▶ _WORK TO BE COMPLETED_:
Find each line in the records that contains the string "ŠPORTOVÝ", matching case exactly, and copy those lines.

▶ _DATA FOR PROCESSING_:

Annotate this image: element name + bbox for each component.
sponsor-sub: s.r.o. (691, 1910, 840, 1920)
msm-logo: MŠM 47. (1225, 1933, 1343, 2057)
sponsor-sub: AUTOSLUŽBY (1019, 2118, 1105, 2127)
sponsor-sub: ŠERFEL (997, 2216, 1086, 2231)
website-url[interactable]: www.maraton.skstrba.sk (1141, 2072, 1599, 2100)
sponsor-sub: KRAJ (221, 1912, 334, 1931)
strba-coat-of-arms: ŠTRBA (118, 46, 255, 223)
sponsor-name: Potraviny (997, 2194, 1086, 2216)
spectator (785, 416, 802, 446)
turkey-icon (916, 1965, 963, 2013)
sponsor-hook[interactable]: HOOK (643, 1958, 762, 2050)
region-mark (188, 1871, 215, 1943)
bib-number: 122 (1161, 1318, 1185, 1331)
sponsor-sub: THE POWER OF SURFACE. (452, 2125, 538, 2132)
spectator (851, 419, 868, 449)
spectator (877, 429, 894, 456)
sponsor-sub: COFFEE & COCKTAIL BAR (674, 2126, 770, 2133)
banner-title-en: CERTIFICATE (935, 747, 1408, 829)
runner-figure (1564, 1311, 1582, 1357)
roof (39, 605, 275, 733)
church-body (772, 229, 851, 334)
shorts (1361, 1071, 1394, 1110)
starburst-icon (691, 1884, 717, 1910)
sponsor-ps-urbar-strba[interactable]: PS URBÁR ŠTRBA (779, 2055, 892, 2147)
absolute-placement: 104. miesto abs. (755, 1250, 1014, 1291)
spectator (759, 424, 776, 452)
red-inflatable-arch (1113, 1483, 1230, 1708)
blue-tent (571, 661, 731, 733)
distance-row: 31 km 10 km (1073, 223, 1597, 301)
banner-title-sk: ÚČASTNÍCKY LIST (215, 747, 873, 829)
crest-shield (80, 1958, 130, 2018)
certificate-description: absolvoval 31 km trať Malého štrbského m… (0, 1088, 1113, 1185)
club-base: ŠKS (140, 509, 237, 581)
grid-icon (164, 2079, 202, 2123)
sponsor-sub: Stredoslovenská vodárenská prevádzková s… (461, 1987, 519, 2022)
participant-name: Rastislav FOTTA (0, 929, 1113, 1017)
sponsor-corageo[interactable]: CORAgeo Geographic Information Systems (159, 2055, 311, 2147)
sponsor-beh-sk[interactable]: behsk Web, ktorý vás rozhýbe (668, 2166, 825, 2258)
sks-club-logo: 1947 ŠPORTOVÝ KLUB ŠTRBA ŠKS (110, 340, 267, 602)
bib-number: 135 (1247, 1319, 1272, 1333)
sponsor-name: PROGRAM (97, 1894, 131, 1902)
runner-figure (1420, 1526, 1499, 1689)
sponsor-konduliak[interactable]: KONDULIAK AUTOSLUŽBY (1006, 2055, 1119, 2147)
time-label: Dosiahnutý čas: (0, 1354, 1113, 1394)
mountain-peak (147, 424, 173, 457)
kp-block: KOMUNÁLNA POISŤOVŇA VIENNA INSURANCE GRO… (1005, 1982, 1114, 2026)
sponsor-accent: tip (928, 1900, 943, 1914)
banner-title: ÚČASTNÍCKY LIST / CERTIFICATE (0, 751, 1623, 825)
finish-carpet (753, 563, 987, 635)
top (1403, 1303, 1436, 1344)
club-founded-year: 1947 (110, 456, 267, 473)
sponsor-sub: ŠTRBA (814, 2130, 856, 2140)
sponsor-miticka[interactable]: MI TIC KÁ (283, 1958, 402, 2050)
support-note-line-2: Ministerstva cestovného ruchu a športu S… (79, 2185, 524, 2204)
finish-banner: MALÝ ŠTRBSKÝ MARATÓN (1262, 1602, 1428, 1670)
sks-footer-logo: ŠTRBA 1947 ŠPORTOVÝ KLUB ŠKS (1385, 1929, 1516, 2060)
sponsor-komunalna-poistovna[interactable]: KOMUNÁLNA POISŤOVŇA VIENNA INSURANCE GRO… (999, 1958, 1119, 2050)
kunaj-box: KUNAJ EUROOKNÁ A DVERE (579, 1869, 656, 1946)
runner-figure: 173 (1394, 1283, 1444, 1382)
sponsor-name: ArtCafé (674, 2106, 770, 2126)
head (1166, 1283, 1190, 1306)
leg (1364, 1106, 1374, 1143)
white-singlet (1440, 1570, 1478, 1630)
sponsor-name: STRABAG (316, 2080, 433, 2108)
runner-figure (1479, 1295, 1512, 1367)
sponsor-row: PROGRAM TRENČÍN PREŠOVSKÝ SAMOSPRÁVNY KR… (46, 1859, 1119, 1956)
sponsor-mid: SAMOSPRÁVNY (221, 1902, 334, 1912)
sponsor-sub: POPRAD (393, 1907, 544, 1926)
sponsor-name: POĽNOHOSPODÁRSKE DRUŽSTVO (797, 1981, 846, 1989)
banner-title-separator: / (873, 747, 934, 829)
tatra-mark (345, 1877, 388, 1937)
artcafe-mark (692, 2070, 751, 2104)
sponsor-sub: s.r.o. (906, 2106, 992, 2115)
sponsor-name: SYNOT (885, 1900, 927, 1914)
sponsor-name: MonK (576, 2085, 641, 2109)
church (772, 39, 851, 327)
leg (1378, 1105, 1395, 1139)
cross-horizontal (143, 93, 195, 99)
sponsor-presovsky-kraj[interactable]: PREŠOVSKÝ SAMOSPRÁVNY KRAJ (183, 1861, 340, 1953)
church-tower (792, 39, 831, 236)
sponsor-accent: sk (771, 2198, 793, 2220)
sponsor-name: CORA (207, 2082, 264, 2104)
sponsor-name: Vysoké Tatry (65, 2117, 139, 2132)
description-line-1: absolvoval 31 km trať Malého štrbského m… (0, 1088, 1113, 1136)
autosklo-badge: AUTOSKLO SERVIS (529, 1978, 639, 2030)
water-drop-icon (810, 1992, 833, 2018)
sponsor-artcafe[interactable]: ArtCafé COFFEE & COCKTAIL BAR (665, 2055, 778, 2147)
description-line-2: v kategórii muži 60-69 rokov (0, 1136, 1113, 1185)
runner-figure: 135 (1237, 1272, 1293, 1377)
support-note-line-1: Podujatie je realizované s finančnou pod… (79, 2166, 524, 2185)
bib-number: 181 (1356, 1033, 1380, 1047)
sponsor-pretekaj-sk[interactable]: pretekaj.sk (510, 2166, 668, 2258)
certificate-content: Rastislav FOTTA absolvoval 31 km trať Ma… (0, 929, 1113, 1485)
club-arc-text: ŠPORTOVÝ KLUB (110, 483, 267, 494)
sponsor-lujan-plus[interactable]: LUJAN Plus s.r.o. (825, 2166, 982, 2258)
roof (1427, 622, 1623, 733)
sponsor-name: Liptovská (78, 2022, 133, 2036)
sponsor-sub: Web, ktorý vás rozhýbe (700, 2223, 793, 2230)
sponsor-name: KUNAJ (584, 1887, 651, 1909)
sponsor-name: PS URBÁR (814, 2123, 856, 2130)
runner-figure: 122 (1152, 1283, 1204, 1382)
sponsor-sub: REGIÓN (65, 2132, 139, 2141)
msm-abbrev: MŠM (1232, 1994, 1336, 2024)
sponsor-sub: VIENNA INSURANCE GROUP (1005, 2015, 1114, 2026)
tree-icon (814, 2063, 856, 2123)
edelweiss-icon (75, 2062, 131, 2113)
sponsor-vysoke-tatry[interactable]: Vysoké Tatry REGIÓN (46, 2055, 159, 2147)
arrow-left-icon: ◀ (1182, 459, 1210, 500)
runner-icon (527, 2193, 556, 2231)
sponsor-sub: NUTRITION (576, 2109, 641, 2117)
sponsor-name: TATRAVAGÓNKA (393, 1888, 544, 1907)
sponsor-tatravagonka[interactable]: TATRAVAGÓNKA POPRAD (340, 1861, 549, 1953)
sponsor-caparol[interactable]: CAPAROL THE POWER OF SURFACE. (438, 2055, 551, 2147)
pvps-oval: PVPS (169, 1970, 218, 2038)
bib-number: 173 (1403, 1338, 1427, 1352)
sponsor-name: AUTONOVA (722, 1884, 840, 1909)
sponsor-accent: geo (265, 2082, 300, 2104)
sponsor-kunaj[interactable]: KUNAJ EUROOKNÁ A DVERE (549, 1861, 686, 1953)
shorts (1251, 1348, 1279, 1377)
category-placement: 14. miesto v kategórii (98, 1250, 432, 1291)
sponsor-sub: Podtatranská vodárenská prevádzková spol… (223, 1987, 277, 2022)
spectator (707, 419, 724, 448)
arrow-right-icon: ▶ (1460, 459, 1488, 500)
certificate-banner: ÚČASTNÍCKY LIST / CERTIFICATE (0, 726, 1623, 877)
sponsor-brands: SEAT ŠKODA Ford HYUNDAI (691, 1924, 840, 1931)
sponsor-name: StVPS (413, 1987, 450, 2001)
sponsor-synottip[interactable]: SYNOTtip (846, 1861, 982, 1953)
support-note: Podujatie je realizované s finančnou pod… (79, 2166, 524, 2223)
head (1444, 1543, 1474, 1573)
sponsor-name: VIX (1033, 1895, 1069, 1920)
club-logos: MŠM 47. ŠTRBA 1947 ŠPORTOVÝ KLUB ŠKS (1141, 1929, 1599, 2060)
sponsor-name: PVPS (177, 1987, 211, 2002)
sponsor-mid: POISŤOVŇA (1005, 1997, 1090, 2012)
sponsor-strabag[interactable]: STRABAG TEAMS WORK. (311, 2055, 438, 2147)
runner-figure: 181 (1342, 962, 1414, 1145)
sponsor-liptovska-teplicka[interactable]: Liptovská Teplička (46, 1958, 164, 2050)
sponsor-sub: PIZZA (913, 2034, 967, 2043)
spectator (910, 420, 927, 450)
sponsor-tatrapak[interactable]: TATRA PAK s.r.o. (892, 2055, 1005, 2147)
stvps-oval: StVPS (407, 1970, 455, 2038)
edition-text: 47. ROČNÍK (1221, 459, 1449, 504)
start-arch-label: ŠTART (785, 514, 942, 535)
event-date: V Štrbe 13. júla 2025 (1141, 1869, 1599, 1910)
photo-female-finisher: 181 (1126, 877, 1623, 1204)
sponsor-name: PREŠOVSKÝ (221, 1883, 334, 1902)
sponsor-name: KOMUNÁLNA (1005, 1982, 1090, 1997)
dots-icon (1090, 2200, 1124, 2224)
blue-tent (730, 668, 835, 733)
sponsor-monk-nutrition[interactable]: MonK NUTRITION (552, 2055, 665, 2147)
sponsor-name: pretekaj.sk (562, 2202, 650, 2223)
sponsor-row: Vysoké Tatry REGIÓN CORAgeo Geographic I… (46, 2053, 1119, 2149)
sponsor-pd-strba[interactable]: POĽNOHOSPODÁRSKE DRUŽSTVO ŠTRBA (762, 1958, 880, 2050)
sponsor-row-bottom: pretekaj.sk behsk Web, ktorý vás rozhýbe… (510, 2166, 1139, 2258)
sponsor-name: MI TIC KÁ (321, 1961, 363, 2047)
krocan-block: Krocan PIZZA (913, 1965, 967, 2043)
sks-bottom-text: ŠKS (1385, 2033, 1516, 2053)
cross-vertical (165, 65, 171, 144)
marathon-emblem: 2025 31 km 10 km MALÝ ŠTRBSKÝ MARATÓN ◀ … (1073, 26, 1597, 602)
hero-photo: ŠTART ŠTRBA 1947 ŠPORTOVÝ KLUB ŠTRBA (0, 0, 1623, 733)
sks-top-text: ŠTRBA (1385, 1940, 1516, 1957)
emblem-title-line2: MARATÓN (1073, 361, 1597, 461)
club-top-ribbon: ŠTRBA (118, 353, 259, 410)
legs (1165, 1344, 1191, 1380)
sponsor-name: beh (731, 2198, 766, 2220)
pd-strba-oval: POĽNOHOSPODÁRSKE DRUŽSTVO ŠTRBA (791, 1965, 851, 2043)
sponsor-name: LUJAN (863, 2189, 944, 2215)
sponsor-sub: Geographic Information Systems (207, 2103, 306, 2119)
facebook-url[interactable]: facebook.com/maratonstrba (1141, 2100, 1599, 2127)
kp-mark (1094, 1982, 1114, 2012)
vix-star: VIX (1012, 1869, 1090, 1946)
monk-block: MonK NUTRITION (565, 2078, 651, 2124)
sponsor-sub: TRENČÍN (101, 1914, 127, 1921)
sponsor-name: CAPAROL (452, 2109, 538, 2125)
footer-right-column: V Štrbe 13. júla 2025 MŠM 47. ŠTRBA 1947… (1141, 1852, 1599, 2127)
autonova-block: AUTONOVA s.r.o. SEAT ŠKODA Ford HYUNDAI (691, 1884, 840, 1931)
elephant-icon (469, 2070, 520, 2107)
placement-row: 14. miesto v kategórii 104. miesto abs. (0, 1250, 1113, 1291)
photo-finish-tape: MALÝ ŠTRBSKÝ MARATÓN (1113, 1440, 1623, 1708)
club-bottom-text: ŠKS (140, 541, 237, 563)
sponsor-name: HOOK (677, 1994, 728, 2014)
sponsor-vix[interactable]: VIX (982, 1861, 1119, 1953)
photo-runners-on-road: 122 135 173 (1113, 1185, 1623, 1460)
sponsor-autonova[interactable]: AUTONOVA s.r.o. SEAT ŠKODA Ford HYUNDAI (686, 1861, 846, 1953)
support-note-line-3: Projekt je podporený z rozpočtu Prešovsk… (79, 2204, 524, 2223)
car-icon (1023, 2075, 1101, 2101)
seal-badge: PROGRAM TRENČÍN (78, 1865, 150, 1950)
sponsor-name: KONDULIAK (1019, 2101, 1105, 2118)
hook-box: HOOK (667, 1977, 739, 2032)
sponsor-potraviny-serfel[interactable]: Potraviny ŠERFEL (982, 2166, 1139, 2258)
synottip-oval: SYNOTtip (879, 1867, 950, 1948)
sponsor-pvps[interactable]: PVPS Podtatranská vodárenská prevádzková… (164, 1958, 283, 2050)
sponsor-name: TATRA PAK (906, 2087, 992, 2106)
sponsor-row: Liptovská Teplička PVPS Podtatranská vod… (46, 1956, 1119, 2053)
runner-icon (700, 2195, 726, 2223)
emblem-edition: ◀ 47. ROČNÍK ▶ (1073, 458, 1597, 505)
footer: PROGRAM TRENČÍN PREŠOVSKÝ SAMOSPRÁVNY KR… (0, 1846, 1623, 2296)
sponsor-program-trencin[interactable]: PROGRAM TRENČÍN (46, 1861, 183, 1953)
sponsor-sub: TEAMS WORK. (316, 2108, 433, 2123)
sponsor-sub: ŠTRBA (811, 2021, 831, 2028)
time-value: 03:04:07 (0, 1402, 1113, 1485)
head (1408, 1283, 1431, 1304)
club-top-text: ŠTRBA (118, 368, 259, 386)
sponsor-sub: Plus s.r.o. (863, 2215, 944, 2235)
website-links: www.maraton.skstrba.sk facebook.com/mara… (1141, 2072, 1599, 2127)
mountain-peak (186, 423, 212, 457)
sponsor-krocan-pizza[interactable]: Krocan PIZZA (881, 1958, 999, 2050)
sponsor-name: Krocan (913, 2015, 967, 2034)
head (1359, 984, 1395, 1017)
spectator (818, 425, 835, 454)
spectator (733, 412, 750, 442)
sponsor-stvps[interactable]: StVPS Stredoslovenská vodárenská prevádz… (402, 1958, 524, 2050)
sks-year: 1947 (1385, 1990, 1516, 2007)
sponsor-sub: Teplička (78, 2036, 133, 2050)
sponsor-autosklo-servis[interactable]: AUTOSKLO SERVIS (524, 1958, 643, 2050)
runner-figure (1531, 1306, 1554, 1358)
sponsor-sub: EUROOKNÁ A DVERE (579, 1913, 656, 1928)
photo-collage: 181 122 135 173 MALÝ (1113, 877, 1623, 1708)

▶ _WORKED SOLUTION_:
sks-club-logo: 1947 ŠPORTOVÝ KLUB ŠTRBA ŠKS (110, 340, 267, 602)
sks-footer-logo: ŠTRBA 1947 ŠPORTOVÝ KLUB ŠKS (1385, 1929, 1516, 2060)
club-arc-text: ŠPORTOVÝ KLUB (110, 483, 267, 494)
club-logos: MŠM 47. ŠTRBA 1947 ŠPORTOVÝ KLUB ŠKS (1141, 1929, 1599, 2060)
hero-photo: ŠTART ŠTRBA 1947 ŠPORTOVÝ KLUB ŠTRBA (0, 0, 1623, 733)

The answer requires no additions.